◆ **Given task**: Return word for word the part of the tax appeal text below that starts at the words "That the submissions" and ends after the words "been considered properly.".

◆ **Document text**:
▼

That the submissions filed during the course of hearing before the Ld. Assessing Officer and also before the CIT(A)-3, Gurgaon has not been considered properly.

4.

That the appellant craves leave to add or amend the ground of appeal before the appeal is finally heard or disposed off.”

3.

Briefly the facts of the case are that a search and seizure operation under section 132(1) was carried out on 08/10/2010 in Sood Group of cases wherein one of the partner of the assessee firm, Shri Sanjay Kumar Sood surrendered a sum of Rs. 2.50 Crores on behalf of the assessee firm in terms of his statement recorded under section 132(4) of the Act which include an amount of Rs. 75 Lacs for A.Y 2010-11 and Rs. 1.75 crores for A.Y 2011-12. Thereafter, in his subsequent statement recorded on 14/10/2010, he has reiterated the surrender so made at the time of search. Similarly, another partner of the assessee firm, Shri Ajay Kumar Sood in his statement recorded under section 132(4) has confirmed the additional income so surrendered on behalf of the assessee firm. Thereafter, in the return filed in response to notice under section 142(1), the assessee firm has shown surrendered income of Rs. 1.75 crores and paid due taxes and interest thereon.

3.

1 As per the AO, since the assessee has failed to specify the manner in which it had derived the additional undisclosed income which is mandatory requirement as per the provisions of Section 271AAA of the Act, penalty proceedings under section 271AAA were initiated against the assessee firm. The surrendered income of Rs. 1.75 Crores was however accepted and thereafter making certain other addition, the assessed income was determined at Rs. 4,30,65,183/-.

▲

◆ **Data lines**:
▼

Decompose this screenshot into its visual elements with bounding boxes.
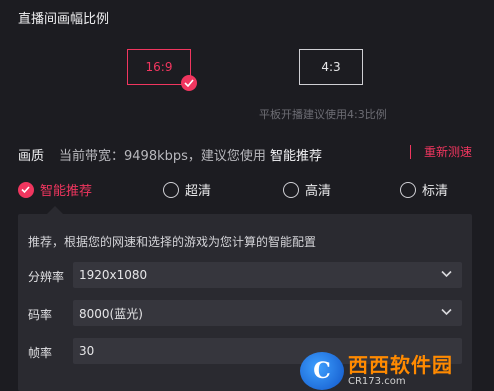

▲

◆ **Completed exercise**:
That the submissions filed during the course of hearing before the Ld. Assessing Officer and also before the CIT(A)-3, Gurgaon has not been considered properly.